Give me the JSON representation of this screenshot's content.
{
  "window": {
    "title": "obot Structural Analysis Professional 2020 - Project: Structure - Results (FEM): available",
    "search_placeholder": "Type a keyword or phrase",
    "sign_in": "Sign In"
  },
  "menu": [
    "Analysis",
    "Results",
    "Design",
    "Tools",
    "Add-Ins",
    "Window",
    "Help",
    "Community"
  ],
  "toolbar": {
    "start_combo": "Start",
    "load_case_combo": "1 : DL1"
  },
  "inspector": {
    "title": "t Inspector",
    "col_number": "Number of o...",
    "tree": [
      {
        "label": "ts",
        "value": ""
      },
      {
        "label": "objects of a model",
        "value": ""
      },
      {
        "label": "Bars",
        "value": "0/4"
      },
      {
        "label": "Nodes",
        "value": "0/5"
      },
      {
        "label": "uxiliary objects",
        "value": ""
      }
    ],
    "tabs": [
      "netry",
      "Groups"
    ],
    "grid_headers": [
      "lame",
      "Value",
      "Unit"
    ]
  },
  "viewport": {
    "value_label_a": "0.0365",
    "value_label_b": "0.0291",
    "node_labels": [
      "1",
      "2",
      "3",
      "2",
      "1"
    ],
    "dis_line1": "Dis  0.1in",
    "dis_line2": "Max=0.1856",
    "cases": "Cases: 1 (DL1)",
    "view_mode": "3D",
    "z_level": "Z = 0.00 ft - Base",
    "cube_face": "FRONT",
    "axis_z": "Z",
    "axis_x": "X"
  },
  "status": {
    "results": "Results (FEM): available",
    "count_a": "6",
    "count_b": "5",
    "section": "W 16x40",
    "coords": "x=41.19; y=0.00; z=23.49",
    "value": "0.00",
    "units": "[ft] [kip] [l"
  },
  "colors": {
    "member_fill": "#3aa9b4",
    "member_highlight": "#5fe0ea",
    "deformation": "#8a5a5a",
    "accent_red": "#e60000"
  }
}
----
» REQUIREMENT
Write out all the lines again, exactly as they are.

» REPLY TO THE EXERCISE
Give me the JSON representation of this screenshot's content.
{
  "window": {
    "title": "obot Structural Analysis Professional 2020 - Project: Structure - Results (FEM): available",
    "search_placeholder": "Type a keyword or phrase",
    "sign_in": "Sign In"
  },
  "menu": [
    "Analysis",
    "Results",
    "Design",
    "Tools",
    "Add-Ins",
    "Window",
    "Help",
    "Community"
  ],
  "toolbar": {
    "start_combo": "Start",
    "load_case_combo": "1 : DL1"
  },
  "inspector": {
    "title": "t Inspector",
    "col_number": "Number of o...",
    "tree": [
      {
        "label": "ts",
        "value": ""
      },
      {
        "label": "objects of a model",
        "value": ""
      },
      {
        "label": "Bars",
        "value": "0/4"
      },
      {
        "label": "Nodes",
        "value": "0/5"
      },
      {
        "label": "uxiliary objects",
        "value": ""
      }
    ],
    "tabs": [
      "netry",
      "Groups"
    ],
    "grid_headers": [
      "lame",
      "Value",
      "Unit"
    ]
  },
  "viewport": {
    "value_label_a": "0.0365",
    "value_label_b": "0.0291",
    "node_labels": [
      "1",
      "2",
      "3",
      "2",
      "1"
    ],
    "dis_line1": "Dis  0.1in",
    "dis_line2": "Max=0.1856",
    "cases": "Cases: 1 (DL1)",
    "view_mode": "3D",
    "z_level": "Z = 0.00 ft - Base",
    "cube_face": "FRONT",
    "axis_z": "Z",
    "axis_x": "X"
  },
  "status": {
    "results": "Results (FEM): available",
    "count_a": "6",
    "count_b": "5",
    "section": "W 16x40",
    "coords": "x=41.19; y=0.00; z=23.49",
    "value": "0.00",
    "units": "[ft] [kip] [l"
  },
  "colors": {
    "member_fill": "#3aa9b4",
    "member_highlight": "#5fe0ea",
    "deformation": "#8a5a5a",
    "accent_red": "#e60000"
  }
}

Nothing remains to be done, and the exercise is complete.